----- LISTING -----

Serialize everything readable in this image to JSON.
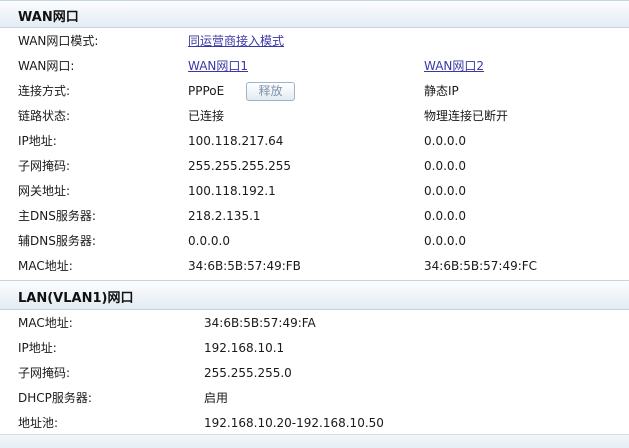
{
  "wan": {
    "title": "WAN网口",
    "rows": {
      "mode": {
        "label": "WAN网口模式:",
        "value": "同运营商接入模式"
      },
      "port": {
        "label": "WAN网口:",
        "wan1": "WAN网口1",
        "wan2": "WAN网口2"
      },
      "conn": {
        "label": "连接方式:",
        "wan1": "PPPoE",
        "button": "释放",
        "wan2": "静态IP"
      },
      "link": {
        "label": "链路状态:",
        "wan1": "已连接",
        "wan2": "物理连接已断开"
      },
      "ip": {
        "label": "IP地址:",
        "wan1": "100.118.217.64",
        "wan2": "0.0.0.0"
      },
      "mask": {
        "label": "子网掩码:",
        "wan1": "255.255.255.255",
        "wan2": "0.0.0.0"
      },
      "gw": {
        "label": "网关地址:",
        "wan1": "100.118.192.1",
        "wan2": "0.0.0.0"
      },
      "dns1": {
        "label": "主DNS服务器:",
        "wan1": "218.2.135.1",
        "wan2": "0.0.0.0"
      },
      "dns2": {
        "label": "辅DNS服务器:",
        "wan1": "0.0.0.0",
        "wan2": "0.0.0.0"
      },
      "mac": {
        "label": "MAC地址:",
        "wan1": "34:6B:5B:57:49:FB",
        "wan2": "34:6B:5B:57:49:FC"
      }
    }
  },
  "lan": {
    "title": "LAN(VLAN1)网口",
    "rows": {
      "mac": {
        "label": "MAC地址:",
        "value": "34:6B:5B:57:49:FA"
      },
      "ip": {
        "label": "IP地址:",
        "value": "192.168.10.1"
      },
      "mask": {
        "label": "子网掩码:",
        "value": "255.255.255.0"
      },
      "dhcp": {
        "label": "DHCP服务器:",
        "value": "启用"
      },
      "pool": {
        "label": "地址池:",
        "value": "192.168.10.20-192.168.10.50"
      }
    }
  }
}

-----

Each entry above is to be written out again unchanged, apart from the pictures, which are left out.

> _RESULT_:
Serialize everything readable in this image to JSON.
{
  "wan": {
    "title": "WAN网口",
    "rows": {
      "mode": {
        "label": "WAN网口模式:",
        "value": "同运营商接入模式"
      },
      "port": {
        "label": "WAN网口:",
        "wan1": "WAN网口1",
        "wan2": "WAN网口2"
      },
      "conn": {
        "label": "连接方式:",
        "wan1": "PPPoE",
        "button": "释放",
        "wan2": "静态IP"
      },
      "link": {
        "label": "链路状态:",
        "wan1": "已连接",
        "wan2": "物理连接已断开"
      },
      "ip": {
        "label": "IP地址:",
        "wan1": "100.118.217.64",
        "wan2": "0.0.0.0"
      },
      "mask": {
        "label": "子网掩码:",
        "wan1": "255.255.255.255",
        "wan2": "0.0.0.0"
      },
      "gw": {
        "label": "网关地址:",
        "wan1": "100.118.192.1",
        "wan2": "0.0.0.0"
      },
      "dns1": {
        "label": "主DNS服务器:",
        "wan1": "218.2.135.1",
        "wan2": "0.0.0.0"
      },
      "dns2": {
        "label": "辅DNS服务器:",
        "wan1": "0.0.0.0",
        "wan2": "0.0.0.0"
      },
      "mac": {
        "label": "MAC地址:",
        "wan1": "34:6B:5B:57:49:FB",
        "wan2": "34:6B:5B:57:49:FC"
      }
    }
  },
  "lan": {
    "title": "LAN(VLAN1)网口",
    "rows": {
      "mac": {
        "label": "MAC地址:",
        "value": "34:6B:5B:57:49:FA"
      },
      "ip": {
        "label": "IP地址:",
        "value": "192.168.10.1"
      },
      "mask": {
        "label": "子网掩码:",
        "value": "255.255.255.0"
      },
      "dhcp": {
        "label": "DHCP服务器:",
        "value": "启用"
      },
      "pool": {
        "label": "地址池:",
        "value": "192.168.10.20-192.168.10.50"
      }
    }
  }
}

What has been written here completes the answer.